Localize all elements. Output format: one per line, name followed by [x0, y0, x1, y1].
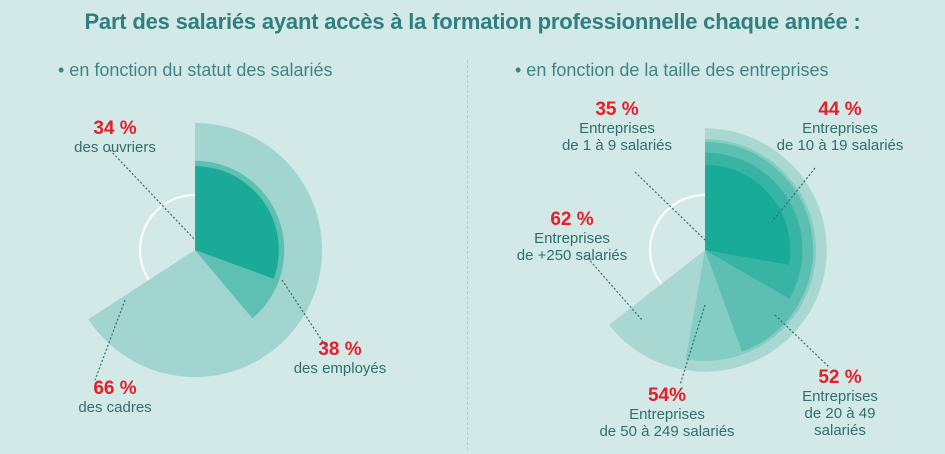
text-e250-l1: Entreprises [534, 230, 610, 247]
text-e50-249-l2: de 50 à 249 salariés [599, 423, 735, 440]
page-title: Part des salariés ayant accès à la forma… [84, 9, 861, 34]
pct-e50-249: 54% [647, 385, 687, 406]
right-chart-subtitle: • en fonction de la taille des entrepris… [515, 60, 829, 80]
text-employes: des employés [293, 360, 387, 377]
pct-e10-19: 44 % [818, 99, 862, 120]
text-ouvriers: des ouvriers [74, 139, 156, 156]
label-e1-9: 35 % Entreprises de 1 à 9 salariés [537, 99, 697, 155]
pct-e20-49: 52 % [818, 367, 862, 388]
pct-e1-9: 35 % [595, 99, 639, 120]
chart-divider [467, 60, 468, 450]
pct-cadres: 66 % [93, 378, 137, 399]
text-e250-l2: de +250 salariés [516, 247, 628, 264]
label-cadres: 66 % des cadres [50, 378, 180, 417]
text-e1-9-l1: Entreprises [579, 120, 655, 137]
pct-ouvriers: 34 % [93, 118, 137, 139]
leader-line-e1-9 [634, 171, 706, 241]
label-e250: 62 % Entreprises de +250 salariés [492, 209, 652, 265]
leader-line-ouvriers [109, 149, 196, 241]
leader-line-e50-249 [679, 304, 706, 386]
leader-line-e250 [584, 254, 643, 321]
label-e20-49: 52 % Entreprises de 20 à 49 salariés [770, 367, 910, 440]
text-e20-49-l2: de 20 à 49 [804, 405, 876, 422]
label-e10-19: 44 % Entreprises de 10 à 19 salariés [760, 99, 920, 155]
text-e10-19-l1: Entreprises [802, 120, 878, 137]
text-e10-19-l2: de 10 à 19 salariés [776, 137, 904, 154]
label-e50-249: 54% Entreprises de 50 à 249 salariés [582, 385, 752, 441]
text-cadres: des cadres [78, 399, 152, 416]
pct-e250: 62 % [550, 209, 594, 230]
text-e50-249-l1: Entreprises [629, 406, 705, 423]
label-ouvriers: 34 % des ouvriers [50, 118, 180, 157]
sector-ouvriers [195, 166, 279, 279]
leader-line-e10-19 [771, 167, 816, 223]
pct-employes: 38 % [318, 339, 362, 360]
label-employes: 38 % des employés [275, 339, 405, 378]
text-e20-49-l3: salariés [814, 422, 866, 439]
leader-line-e20-49 [774, 314, 831, 369]
left-chart-subtitle: • en fonction du statut des salariés [58, 60, 333, 80]
sector-e1-9 [705, 164, 791, 265]
text-e1-9-l2: de 1 à 9 salariés [561, 137, 673, 154]
leader-line-employes [281, 279, 326, 346]
text-e20-49-l1: Entreprises [802, 388, 878, 405]
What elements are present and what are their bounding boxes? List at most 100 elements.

---+---

» **DIRECTIVE**
Reproduce the stretch of items from the line containing "text-e250-l1: Entreprises [534, 230, 610, 247]" through the line containing "label-ouvriers: 34 %", substituting "des dirigeants" for each occurrence of "des cadres" and leaving all other text unchanged.

» **ANSWER TO THE TASK**
text-e250-l1: Entreprises [534, 230, 610, 247]
text-e50-249-l2: de 50 à 249 salariés [599, 423, 735, 440]
page-title: Part des salariés ayant accès à la forma… [84, 9, 861, 34]
pct-e50-249: 54% [647, 385, 687, 406]
right-chart-subtitle: • en fonction de la taille des entrepris… [515, 60, 829, 80]
text-employes: des employés [293, 360, 387, 377]
pct-e10-19: 44 % [818, 99, 862, 120]
text-ouvriers: des ouvriers [74, 139, 156, 156]
label-e1-9: 35 % Entreprises de 1 à 9 salariés [537, 99, 697, 155]
pct-e20-49: 52 % [818, 367, 862, 388]
pct-e1-9: 35 % [595, 99, 639, 120]
chart-divider [467, 60, 468, 450]
pct-cadres: 66 % [93, 378, 137, 399]
text-e250-l2: de +250 salariés [516, 247, 628, 264]
label-cadres: 66 % des dirigeants [50, 378, 180, 417]
text-e1-9-l1: Entreprises [579, 120, 655, 137]
pct-ouvriers: 34 % [93, 118, 137, 139]
leader-line-e1-9 [634, 171, 706, 241]
label-e250: 62 % Entreprises de +250 salariés [492, 209, 652, 265]
leader-line-ouvriers [109, 149, 196, 241]
leader-line-e50-249 [679, 304, 706, 386]
leader-line-e250 [584, 254, 643, 321]
label-e20-49: 52 % Entreprises de 20 à 49 salariés [770, 367, 910, 440]
text-e20-49-l2: de 20 à 49 [804, 405, 876, 422]
label-e10-19: 44 % Entreprises de 10 à 19 salariés [760, 99, 920, 155]
text-e10-19-l1: Entreprises [802, 120, 878, 137]
text-e10-19-l2: de 10 à 19 salariés [776, 137, 904, 154]
label-e50-249: 54% Entreprises de 50 à 249 salariés [582, 385, 752, 441]
text-cadres: des dirigeants [78, 399, 152, 416]
pct-e250: 62 % [550, 209, 594, 230]
text-e50-249-l1: Entreprises [629, 406, 705, 423]
label-ouvriers: 34 % des ouvriers [50, 118, 180, 157]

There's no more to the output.